§ **CHALLENGE**
Count every line where "structured" occurs. Give the total alone.

-=-=-

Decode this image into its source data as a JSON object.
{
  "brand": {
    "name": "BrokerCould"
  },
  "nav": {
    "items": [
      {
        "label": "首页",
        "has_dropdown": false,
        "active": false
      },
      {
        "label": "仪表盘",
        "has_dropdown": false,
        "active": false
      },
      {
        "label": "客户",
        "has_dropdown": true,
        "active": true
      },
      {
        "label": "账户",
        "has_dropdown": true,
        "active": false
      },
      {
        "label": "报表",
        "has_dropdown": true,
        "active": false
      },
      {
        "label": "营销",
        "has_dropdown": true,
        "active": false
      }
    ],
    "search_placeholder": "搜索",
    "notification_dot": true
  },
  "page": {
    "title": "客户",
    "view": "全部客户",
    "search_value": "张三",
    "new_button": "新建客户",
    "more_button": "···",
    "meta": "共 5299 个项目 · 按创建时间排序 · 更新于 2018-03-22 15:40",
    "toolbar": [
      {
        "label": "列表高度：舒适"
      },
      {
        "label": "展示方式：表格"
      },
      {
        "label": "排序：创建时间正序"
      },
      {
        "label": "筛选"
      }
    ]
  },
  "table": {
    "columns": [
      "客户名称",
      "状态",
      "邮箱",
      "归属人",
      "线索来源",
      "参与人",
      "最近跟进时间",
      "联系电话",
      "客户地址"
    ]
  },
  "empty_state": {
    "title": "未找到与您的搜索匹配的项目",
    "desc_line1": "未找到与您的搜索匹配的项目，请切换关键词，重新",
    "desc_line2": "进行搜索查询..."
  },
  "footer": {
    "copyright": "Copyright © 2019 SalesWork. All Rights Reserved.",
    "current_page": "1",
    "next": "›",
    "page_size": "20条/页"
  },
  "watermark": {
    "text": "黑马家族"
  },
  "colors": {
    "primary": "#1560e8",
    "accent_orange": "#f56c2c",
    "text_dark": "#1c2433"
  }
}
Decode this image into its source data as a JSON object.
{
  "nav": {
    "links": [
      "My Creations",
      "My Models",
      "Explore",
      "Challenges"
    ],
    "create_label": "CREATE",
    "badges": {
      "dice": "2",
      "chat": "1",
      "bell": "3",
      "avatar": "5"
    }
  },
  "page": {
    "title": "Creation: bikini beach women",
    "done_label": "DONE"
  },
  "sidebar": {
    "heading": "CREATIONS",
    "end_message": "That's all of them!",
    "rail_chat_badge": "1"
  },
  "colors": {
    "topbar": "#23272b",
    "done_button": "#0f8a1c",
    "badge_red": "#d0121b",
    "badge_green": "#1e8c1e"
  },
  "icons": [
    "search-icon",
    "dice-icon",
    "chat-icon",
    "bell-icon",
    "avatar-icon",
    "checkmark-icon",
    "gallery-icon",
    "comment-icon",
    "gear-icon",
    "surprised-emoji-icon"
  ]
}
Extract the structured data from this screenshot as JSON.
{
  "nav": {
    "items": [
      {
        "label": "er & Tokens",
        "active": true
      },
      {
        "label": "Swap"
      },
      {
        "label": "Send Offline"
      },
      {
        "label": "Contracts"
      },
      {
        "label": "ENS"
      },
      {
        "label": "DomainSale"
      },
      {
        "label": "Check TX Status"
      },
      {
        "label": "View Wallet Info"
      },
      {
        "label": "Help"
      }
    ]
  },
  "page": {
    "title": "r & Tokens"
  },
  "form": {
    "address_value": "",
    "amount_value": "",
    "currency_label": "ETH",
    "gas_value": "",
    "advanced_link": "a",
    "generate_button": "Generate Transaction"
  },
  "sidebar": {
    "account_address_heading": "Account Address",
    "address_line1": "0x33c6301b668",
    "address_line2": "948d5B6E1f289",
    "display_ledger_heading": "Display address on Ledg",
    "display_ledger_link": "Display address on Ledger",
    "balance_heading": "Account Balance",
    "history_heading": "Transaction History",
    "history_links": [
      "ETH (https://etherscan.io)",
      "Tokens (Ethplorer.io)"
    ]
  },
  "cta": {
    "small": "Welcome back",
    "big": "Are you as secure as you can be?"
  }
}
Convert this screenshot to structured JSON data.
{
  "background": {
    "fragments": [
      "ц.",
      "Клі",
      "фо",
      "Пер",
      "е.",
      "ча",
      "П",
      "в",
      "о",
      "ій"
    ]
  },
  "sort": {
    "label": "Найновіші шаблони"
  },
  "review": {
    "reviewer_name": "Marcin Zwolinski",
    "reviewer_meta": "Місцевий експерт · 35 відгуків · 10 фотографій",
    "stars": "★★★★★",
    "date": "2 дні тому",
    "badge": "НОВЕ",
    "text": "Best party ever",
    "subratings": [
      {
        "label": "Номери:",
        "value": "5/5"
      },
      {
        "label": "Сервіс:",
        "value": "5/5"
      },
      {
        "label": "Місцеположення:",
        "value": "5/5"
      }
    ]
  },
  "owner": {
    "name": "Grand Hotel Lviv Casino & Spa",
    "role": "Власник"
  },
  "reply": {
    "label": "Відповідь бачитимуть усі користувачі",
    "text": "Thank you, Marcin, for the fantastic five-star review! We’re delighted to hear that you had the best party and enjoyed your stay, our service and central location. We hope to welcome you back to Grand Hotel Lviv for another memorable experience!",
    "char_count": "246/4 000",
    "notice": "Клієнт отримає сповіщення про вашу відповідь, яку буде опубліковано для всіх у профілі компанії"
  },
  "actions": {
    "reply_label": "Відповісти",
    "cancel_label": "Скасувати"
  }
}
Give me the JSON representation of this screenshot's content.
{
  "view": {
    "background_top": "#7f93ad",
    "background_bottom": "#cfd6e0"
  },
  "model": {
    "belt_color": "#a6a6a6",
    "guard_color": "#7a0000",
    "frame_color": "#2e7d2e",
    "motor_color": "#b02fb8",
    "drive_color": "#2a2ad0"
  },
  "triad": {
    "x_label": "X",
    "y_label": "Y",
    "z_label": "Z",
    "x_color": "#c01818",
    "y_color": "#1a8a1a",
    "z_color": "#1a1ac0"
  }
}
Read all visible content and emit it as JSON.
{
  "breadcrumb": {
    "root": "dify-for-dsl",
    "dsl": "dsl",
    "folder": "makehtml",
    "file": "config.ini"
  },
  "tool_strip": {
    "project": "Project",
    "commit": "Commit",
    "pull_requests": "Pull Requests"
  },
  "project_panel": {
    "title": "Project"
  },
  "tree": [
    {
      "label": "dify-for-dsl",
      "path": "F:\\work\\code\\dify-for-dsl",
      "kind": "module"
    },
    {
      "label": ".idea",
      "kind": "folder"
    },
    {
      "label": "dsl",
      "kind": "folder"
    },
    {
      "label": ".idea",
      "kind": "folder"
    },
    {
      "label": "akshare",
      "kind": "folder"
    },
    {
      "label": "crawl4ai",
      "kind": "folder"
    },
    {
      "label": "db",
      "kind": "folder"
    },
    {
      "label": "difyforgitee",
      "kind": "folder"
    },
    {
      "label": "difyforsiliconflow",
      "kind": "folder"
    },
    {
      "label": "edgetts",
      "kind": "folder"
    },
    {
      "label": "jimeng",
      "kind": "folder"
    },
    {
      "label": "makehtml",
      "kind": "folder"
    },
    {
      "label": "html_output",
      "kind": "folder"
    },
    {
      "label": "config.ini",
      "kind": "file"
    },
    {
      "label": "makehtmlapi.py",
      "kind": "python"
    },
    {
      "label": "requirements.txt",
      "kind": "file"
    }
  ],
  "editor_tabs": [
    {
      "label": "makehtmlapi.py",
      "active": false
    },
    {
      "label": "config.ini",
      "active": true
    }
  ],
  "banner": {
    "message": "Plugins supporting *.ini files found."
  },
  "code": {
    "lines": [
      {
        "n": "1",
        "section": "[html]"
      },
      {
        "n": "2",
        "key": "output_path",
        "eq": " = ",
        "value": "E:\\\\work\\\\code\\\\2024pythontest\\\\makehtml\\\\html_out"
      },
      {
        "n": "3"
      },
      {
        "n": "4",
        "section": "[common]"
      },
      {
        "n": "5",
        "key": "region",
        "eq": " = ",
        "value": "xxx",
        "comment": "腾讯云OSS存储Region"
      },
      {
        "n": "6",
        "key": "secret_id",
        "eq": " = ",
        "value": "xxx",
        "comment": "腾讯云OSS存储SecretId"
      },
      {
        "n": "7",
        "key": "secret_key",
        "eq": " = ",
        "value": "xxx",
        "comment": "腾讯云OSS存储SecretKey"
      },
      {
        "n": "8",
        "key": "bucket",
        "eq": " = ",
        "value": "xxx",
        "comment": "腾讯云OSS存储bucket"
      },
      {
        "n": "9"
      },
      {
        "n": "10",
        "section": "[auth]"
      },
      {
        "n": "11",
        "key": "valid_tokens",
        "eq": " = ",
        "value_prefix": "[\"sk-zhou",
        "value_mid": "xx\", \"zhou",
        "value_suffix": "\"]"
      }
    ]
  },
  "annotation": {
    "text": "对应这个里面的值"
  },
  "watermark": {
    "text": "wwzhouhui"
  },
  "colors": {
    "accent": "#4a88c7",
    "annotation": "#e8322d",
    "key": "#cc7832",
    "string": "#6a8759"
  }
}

-=-=-

§ **SOLUTION TO THIS EXERCISE**
2